Task instructions: Show all lines from the listing below that contain "main".

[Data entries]
/---

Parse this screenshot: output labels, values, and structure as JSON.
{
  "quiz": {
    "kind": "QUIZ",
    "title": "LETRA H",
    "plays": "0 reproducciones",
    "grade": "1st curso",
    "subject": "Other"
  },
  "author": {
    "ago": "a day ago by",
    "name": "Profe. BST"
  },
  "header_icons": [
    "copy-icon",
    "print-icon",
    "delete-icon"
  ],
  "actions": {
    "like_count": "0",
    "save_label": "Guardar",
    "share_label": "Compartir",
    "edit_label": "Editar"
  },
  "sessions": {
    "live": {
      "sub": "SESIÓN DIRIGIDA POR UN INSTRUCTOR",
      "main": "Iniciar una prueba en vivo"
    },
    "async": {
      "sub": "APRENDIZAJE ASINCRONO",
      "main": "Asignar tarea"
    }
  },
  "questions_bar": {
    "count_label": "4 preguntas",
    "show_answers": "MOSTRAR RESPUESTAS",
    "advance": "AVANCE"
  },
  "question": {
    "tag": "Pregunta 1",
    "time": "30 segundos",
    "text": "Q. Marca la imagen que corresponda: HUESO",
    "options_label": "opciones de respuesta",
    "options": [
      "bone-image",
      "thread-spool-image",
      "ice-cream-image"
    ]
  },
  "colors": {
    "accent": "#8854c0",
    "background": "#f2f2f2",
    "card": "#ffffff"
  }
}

\---

Task output:
      "main": "Iniciar una prueba en vivo"
      "main": "Asignar tarea"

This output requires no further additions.